▶ **What the task requires**
Copy the records that follow exactly as written, but not their pictures.

-- start Recorded information --

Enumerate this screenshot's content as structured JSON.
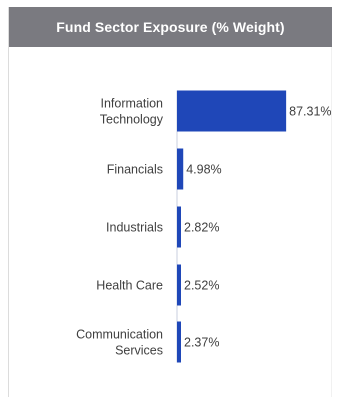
{
  "chart_data": {
    "type": "bar",
    "orientation": "horizontal",
    "title": "Fund Sector Exposure (% Weight)",
    "categories": [
      "Information Technology",
      "Financials",
      "Industrials",
      "Health Care",
      "Communication Services"
    ],
    "category_lines": [
      [
        "Information",
        "Technology"
      ],
      [
        "Financials"
      ],
      [
        "Industrials"
      ],
      [
        "Health Care"
      ],
      [
        "Communication",
        "Services"
      ]
    ],
    "values": [
      87.31,
      4.98,
      2.82,
      2.52,
      2.37
    ],
    "value_labels": [
      "87.31%",
      "4.98%",
      "2.82%",
      "2.52%",
      "2.37%"
    ],
    "xlim": [
      0,
      100
    ],
    "grid": false,
    "legend": "none"
  },
  "colors": {
    "header_bg": "#7a7a80",
    "header_text": "#ffffff",
    "bar": "#1f47b8",
    "label_text": "#3f3f3f"
  }
}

-- end Recorded information --

▶ **Answer for the task**
Enumerate this screenshot's content as structured JSON.
{
  "chart_data": {
    "type": "bar",
    "orientation": "horizontal",
    "title": "Fund Sector Exposure (% Weight)",
    "categories": [
      "Information Technology",
      "Financials",
      "Industrials",
      "Health Care",
      "Communication Services"
    ],
    "category_lines": [
      [
        "Information",
        "Technology"
      ],
      [
        "Financials"
      ],
      [
        "Industrials"
      ],
      [
        "Health Care"
      ],
      [
        "Communication",
        "Services"
      ]
    ],
    "values": [
      87.31,
      4.98,
      2.82,
      2.52,
      2.37
    ],
    "value_labels": [
      "87.31%",
      "4.98%",
      "2.82%",
      "2.52%",
      "2.37%"
    ],
    "xlim": [
      0,
      100
    ],
    "grid": false,
    "legend": "none"
  },
  "colors": {
    "header_bg": "#7a7a80",
    "header_text": "#ffffff",
    "bar": "#1f47b8",
    "label_text": "#3f3f3f"
  }
}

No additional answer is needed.